# [RECORDED DATA]

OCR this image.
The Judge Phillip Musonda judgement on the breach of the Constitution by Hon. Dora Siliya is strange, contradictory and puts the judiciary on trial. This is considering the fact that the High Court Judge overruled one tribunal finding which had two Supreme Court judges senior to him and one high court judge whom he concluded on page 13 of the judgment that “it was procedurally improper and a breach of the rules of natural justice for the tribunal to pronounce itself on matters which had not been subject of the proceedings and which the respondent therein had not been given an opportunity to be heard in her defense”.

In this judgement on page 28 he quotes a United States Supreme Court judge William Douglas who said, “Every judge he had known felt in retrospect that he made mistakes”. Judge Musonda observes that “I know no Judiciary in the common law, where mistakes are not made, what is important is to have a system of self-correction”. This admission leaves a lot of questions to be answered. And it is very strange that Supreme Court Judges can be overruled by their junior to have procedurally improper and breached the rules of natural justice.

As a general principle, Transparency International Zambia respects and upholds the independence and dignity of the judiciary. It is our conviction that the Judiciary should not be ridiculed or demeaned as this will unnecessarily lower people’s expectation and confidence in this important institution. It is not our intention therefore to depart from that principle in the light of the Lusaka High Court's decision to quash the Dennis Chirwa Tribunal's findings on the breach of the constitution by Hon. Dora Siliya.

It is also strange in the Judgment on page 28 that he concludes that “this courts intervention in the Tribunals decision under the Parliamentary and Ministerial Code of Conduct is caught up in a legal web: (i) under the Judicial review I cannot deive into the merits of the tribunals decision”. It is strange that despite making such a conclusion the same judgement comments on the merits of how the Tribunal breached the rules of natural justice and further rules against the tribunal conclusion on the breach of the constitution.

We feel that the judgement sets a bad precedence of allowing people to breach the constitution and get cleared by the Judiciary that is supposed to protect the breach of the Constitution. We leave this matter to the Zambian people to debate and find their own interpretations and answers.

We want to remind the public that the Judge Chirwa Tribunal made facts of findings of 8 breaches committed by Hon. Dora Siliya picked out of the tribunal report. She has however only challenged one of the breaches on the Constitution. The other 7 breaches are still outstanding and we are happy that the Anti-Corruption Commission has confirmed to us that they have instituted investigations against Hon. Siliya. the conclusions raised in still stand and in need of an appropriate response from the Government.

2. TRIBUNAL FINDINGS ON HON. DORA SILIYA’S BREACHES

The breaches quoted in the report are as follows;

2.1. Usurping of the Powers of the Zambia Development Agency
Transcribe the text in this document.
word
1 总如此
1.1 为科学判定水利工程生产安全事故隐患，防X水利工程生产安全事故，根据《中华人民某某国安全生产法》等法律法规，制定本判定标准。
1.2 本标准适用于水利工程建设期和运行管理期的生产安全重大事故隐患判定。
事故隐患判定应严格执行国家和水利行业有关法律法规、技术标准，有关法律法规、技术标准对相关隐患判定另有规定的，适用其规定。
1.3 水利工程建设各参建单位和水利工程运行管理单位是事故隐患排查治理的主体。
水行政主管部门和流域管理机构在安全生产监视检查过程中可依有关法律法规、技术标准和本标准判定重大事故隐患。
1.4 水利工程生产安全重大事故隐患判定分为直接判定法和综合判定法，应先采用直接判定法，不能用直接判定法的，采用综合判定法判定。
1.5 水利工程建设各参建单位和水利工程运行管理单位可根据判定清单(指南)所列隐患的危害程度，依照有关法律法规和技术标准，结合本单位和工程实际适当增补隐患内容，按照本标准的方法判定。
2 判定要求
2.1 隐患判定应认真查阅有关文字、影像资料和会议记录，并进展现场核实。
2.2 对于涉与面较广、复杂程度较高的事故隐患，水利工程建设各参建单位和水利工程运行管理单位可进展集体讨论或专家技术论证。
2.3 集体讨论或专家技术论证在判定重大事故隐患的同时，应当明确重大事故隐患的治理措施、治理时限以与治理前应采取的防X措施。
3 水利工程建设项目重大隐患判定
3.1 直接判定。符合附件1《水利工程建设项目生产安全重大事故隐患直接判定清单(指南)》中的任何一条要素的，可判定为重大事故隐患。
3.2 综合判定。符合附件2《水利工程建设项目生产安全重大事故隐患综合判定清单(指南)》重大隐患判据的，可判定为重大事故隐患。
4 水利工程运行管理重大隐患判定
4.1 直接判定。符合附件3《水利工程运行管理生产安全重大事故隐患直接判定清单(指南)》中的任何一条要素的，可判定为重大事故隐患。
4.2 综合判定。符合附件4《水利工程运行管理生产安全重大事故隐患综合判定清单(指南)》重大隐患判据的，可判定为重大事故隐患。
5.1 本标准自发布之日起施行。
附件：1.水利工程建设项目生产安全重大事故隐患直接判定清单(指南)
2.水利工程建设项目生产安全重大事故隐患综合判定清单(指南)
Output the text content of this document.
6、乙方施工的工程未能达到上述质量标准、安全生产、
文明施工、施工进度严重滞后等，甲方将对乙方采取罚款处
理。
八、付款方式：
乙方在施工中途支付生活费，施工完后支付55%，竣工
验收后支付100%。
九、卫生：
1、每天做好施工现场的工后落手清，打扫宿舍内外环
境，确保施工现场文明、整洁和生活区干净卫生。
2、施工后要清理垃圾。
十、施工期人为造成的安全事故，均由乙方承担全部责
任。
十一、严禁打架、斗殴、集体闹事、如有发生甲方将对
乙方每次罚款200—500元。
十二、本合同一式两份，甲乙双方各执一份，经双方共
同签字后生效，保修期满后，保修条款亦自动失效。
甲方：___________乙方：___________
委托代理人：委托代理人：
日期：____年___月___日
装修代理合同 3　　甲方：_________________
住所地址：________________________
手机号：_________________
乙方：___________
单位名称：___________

# [EXERCISE DETAILS]
Work through the records line by line and tally those holding "水利工程建设项目生产安全重大事故隐患综合判定清单". Reply with the number alone.

# [SOLUTION]
2